(Entries with figure data)

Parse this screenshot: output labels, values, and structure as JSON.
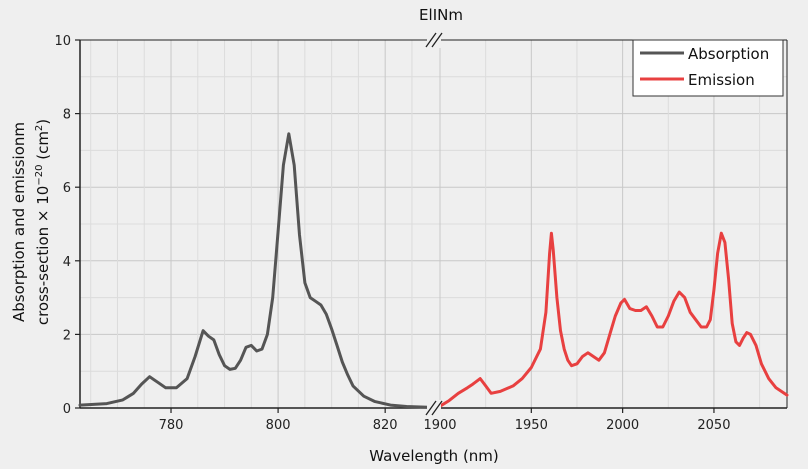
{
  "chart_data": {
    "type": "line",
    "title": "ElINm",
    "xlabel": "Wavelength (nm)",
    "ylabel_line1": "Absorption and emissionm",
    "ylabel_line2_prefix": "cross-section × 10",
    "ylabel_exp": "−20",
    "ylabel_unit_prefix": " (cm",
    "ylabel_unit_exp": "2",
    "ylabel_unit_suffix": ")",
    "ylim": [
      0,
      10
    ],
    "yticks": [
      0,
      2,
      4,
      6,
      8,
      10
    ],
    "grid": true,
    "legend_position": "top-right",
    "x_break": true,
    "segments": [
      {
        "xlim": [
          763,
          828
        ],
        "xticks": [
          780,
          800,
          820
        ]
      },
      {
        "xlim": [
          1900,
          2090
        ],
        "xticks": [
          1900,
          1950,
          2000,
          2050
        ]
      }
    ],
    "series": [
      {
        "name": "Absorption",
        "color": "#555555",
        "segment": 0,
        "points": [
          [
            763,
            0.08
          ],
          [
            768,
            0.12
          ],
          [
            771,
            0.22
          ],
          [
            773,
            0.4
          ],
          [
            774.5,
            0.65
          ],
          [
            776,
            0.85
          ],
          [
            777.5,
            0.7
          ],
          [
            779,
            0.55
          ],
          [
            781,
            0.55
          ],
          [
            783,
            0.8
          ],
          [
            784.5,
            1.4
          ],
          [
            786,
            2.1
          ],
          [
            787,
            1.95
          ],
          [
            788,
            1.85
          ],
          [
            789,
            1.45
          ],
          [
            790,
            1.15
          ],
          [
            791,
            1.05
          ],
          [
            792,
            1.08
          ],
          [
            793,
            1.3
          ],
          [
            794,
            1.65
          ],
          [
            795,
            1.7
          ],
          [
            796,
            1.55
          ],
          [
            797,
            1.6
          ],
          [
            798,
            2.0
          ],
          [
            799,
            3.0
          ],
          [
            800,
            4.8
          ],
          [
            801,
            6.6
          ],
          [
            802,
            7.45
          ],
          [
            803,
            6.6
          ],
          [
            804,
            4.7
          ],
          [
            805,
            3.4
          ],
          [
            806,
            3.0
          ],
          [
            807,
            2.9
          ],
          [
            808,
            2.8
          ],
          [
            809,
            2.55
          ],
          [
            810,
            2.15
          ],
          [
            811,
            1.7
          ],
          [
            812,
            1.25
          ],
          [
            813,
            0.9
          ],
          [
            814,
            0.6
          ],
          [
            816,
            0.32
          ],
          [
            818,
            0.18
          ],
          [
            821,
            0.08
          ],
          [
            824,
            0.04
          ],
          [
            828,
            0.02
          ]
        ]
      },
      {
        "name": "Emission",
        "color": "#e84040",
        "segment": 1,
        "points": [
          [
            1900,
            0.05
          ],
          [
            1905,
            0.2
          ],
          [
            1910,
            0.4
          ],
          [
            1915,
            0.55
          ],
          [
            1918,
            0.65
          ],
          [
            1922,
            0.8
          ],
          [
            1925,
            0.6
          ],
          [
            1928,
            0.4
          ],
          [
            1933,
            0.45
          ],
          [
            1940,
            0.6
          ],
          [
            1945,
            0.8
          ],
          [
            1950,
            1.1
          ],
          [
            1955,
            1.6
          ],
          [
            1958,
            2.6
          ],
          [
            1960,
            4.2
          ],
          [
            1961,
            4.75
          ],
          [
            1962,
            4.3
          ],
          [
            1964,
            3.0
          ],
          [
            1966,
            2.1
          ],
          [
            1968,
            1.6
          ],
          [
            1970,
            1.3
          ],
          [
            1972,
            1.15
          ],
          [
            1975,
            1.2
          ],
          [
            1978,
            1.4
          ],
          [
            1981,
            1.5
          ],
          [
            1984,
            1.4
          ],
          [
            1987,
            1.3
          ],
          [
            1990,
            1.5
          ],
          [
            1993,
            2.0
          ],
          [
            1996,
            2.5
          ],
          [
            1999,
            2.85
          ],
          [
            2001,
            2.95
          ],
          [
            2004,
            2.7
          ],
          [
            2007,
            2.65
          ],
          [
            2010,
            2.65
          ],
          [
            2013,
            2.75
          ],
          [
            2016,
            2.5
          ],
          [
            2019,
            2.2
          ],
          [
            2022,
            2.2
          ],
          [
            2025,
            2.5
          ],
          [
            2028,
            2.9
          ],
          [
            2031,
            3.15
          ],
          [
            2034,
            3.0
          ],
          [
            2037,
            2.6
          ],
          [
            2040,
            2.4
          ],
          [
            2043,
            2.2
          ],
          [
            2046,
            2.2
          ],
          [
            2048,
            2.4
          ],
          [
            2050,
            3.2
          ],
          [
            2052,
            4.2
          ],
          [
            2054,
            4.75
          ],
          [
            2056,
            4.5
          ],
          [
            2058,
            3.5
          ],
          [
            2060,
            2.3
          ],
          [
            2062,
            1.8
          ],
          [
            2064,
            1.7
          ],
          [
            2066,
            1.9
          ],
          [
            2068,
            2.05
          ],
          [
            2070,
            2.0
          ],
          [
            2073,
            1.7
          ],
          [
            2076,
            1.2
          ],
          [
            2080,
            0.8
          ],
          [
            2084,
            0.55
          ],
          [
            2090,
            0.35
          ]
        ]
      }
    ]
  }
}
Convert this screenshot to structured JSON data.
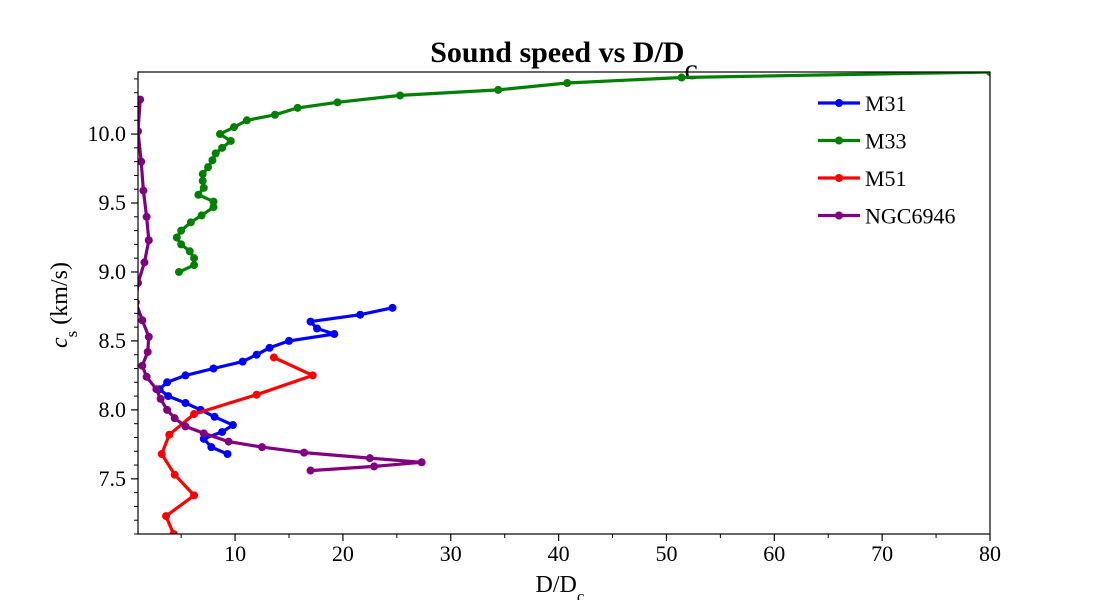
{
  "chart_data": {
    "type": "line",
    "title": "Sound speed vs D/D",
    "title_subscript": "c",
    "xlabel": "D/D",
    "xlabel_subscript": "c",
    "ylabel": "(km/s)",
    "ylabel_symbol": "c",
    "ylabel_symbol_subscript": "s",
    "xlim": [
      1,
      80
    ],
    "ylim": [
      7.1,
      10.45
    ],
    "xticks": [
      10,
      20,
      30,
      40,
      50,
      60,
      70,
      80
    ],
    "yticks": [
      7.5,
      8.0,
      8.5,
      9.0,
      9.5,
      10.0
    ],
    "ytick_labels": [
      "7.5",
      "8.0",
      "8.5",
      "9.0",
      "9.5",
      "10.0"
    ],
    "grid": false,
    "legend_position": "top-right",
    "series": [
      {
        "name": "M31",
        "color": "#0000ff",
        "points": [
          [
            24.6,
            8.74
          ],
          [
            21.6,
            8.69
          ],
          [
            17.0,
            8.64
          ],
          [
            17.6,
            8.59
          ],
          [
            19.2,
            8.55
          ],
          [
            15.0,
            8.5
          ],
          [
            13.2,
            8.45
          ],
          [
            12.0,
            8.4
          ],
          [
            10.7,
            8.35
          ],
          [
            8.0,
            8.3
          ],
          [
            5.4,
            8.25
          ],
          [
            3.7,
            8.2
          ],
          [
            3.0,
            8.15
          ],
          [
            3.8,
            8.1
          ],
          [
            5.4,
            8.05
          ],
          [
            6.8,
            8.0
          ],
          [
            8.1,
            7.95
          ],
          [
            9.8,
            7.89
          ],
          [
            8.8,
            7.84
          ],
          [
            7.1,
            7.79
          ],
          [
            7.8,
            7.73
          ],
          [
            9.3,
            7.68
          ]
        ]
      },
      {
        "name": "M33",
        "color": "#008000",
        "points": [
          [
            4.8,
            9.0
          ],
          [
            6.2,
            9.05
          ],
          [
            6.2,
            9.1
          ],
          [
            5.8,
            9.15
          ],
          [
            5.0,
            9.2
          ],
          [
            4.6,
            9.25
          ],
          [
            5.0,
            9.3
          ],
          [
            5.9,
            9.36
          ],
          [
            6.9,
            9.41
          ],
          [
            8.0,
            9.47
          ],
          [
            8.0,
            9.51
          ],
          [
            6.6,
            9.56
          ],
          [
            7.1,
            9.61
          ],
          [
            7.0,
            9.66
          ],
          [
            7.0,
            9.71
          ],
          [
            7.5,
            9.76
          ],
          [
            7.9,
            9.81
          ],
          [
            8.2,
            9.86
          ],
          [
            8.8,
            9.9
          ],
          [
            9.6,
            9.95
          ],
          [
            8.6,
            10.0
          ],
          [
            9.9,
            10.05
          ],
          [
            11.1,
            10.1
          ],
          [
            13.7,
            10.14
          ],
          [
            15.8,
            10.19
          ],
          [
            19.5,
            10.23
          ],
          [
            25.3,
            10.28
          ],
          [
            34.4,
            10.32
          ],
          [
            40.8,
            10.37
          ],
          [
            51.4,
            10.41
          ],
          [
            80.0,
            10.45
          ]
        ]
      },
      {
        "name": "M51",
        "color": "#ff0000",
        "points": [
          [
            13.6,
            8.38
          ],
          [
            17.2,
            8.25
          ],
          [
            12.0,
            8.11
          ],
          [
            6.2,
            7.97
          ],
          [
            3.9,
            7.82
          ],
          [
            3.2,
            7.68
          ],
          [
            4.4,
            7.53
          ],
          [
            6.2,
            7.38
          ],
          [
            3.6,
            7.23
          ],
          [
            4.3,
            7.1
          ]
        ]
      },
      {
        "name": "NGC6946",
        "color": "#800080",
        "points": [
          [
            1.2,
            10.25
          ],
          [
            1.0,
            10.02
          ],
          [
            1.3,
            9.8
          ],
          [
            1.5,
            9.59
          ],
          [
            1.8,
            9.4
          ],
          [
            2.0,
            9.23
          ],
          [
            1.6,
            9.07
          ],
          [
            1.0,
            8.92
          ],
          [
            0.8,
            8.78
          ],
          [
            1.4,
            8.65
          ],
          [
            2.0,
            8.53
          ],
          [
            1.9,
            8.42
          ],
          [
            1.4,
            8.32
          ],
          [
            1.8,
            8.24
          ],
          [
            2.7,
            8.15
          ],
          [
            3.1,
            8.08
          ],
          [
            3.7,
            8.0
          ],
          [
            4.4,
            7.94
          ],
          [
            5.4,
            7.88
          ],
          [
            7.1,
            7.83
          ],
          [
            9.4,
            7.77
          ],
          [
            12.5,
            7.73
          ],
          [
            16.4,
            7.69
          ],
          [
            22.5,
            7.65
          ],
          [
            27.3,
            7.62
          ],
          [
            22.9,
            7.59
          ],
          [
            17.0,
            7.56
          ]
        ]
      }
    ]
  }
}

◆ WHAT IS ASKED:
Look over the listing above. Pick out and copy every line that includes "this".

◆ WORKED ANSWER:
Parse this screenshot: output labels, values, and structure as JSON.
Convert this screenshot to structured JSON data.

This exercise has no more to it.